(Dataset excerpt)

* START *

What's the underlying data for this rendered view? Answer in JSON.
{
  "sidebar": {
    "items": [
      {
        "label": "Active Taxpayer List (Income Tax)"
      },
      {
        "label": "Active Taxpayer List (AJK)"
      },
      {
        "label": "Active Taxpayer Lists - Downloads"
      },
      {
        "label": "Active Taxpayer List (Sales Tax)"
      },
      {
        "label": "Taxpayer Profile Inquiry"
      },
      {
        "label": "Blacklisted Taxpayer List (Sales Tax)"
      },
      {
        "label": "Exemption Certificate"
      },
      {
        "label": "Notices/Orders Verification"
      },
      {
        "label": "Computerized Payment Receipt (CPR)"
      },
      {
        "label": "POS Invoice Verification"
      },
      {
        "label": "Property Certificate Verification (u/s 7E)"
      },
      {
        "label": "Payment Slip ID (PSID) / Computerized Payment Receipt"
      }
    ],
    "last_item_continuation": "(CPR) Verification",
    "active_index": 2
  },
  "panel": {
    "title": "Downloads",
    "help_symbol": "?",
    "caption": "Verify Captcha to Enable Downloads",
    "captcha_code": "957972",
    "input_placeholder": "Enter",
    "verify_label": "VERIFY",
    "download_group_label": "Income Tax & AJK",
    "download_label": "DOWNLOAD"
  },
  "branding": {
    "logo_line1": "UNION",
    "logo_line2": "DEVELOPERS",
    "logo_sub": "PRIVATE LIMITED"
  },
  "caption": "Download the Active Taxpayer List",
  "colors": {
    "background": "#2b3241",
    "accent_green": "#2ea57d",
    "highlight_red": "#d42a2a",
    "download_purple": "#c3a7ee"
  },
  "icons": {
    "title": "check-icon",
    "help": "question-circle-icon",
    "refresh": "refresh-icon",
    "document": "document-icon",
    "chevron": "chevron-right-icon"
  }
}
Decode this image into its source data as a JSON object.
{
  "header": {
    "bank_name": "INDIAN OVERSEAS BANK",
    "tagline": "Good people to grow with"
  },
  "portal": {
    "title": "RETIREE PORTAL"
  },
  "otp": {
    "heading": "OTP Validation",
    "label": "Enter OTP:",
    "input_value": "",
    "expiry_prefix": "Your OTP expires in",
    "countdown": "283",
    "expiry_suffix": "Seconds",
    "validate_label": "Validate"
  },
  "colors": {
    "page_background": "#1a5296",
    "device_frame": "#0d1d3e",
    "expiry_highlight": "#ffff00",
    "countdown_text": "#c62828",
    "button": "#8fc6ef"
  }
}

* END *

WHAT YOU ARE ASKED TO DO
Quote every entry exactly.

CORRECT OUTPUT
What's the underlying data for this rendered view? Answer in JSON.
{
  "sidebar": {
    "items": [
      {
        "label": "Active Taxpayer List (Income Tax)"
      },
      {
        "label": "Active Taxpayer List (AJK)"
      },
      {
        "label": "Active Taxpayer Lists - Downloads"
      },
      {
        "label": "Active Taxpayer List (Sales Tax)"
      },
      {
        "label": "Taxpayer Profile Inquiry"
      },
      {
        "label": "Blacklisted Taxpayer List (Sales Tax)"
      },
      {
        "label": "Exemption Certificate"
      },
      {
        "label": "Notices/Orders Verification"
      },
      {
        "label": "Computerized Payment Receipt (CPR)"
      },
      {
        "label": "POS Invoice Verification"
      },
      {
        "label": "Property Certificate Verification (u/s 7E)"
      },
      {
        "label": "Payment Slip ID (PSID) / Computerized Payment Receipt"
      }
    ],
    "last_item_continuation": "(CPR) Verification",
    "active_index": 2
  },
  "panel": {
    "title": "Downloads",
    "help_symbol": "?",
    "caption": "Verify Captcha to Enable Downloads",
    "captcha_code": "957972",
    "input_placeholder": "Enter",
    "verify_label": "VERIFY",
    "download_group_label": "Income Tax & AJK",
    "download_label": "DOWNLOAD"
  },
  "branding": {
    "logo_line1": "UNION",
    "logo_line2": "DEVELOPERS",
    "logo_sub": "PRIVATE LIMITED"
  },
  "caption": "Download the Active Taxpayer List",
  "colors": {
    "background": "#2b3241",
    "accent_green": "#2ea57d",
    "highlight_red": "#d42a2a",
    "download_purple": "#c3a7ee"
  },
  "icons": {
    "title": "check-icon",
    "help": "question-circle-icon",
    "refresh": "refresh-icon",
    "document": "document-icon",
    "chevron": "chevron-right-icon"
  }
}
Decode this image into its source data as a JSON object.
{
  "header": {
    "bank_name": "INDIAN OVERSEAS BANK",
    "tagline": "Good people to grow with"
  },
  "portal": {
    "title": "RETIREE PORTAL"
  },
  "otp": {
    "heading": "OTP Validation",
    "label": "Enter OTP:",
    "input_value": "",
    "expiry_prefix": "Your OTP expires in",
    "countdown": "283",
    "expiry_suffix": "Seconds",
    "validate_label": "Validate"
  },
  "colors": {
    "page_background": "#1a5296",
    "device_frame": "#0d1d3e",
    "expiry_highlight": "#ffff00",
    "countdown_text": "#c62828",
    "button": "#8fc6ef"
  }
}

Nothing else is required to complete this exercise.